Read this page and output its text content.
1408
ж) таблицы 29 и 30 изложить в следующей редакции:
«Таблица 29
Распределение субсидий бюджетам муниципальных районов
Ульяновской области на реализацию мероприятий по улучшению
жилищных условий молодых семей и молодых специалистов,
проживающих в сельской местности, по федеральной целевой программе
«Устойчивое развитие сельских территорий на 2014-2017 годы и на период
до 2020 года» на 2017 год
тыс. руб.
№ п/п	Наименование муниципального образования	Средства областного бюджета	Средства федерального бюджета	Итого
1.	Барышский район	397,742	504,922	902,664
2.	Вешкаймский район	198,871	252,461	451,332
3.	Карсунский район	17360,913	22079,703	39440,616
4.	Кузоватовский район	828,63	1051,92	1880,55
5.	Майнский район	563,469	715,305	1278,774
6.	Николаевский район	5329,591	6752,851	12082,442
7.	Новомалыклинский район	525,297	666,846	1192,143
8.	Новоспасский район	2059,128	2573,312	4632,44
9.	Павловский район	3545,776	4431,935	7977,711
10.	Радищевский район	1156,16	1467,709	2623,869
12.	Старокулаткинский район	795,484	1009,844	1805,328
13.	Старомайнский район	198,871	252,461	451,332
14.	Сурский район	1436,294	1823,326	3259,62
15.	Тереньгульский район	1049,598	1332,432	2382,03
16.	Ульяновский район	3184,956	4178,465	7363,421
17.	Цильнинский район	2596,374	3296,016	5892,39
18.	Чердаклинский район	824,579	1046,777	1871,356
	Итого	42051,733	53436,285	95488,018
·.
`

▬▬▬

Go through the entries above and count the lines containing the word "Итого"; give only that count.

2